* start *

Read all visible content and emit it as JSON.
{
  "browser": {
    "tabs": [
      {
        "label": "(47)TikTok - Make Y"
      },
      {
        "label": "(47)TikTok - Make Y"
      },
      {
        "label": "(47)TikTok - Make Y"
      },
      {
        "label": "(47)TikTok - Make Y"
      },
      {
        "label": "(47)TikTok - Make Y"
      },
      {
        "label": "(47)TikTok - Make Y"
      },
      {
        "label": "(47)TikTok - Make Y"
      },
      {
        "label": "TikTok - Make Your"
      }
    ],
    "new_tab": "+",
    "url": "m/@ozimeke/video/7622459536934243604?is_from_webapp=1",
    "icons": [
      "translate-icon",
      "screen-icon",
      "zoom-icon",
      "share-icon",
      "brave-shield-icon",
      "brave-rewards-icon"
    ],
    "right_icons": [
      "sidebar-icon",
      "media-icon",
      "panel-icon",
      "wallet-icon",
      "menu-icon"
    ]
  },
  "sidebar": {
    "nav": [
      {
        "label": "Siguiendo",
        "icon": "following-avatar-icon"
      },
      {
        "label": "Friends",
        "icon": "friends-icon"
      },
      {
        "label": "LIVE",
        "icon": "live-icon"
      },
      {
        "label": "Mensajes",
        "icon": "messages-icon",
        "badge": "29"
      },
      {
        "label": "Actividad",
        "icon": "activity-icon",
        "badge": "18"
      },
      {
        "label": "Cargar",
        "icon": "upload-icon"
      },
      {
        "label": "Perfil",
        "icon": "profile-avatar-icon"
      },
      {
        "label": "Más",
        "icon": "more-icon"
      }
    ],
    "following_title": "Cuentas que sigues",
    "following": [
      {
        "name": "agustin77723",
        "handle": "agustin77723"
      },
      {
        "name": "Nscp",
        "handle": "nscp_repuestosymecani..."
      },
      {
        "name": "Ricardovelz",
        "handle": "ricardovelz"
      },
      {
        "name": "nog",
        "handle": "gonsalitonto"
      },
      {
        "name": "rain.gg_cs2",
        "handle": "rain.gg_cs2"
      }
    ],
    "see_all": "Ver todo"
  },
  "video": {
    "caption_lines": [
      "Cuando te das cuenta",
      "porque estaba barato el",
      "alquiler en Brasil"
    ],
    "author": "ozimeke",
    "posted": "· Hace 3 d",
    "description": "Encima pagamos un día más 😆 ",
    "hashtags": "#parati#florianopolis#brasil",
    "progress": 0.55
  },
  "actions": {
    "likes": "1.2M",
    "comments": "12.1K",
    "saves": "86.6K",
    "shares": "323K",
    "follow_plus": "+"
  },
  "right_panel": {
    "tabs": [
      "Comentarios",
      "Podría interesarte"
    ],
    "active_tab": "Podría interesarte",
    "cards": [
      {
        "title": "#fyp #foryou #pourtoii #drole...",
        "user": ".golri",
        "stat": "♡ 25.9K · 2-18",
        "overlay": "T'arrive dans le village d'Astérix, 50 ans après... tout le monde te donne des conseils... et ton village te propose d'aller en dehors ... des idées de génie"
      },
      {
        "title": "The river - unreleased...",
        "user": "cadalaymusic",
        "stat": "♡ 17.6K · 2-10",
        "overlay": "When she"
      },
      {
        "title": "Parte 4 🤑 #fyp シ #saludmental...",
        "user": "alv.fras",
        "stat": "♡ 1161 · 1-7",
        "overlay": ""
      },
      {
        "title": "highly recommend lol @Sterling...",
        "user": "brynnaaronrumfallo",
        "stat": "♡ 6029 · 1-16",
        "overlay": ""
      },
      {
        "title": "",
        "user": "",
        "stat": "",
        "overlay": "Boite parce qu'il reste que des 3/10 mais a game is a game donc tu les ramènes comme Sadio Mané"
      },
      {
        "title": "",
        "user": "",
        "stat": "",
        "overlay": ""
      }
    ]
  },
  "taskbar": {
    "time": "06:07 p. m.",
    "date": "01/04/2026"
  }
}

* end *

> [Do this]
Take every line from the records above that has the word "video" and copy it.

> [The answer]
    "url": "m/@ozimeke/video/7622459536934243604?is_from_webapp=1",
  "video": {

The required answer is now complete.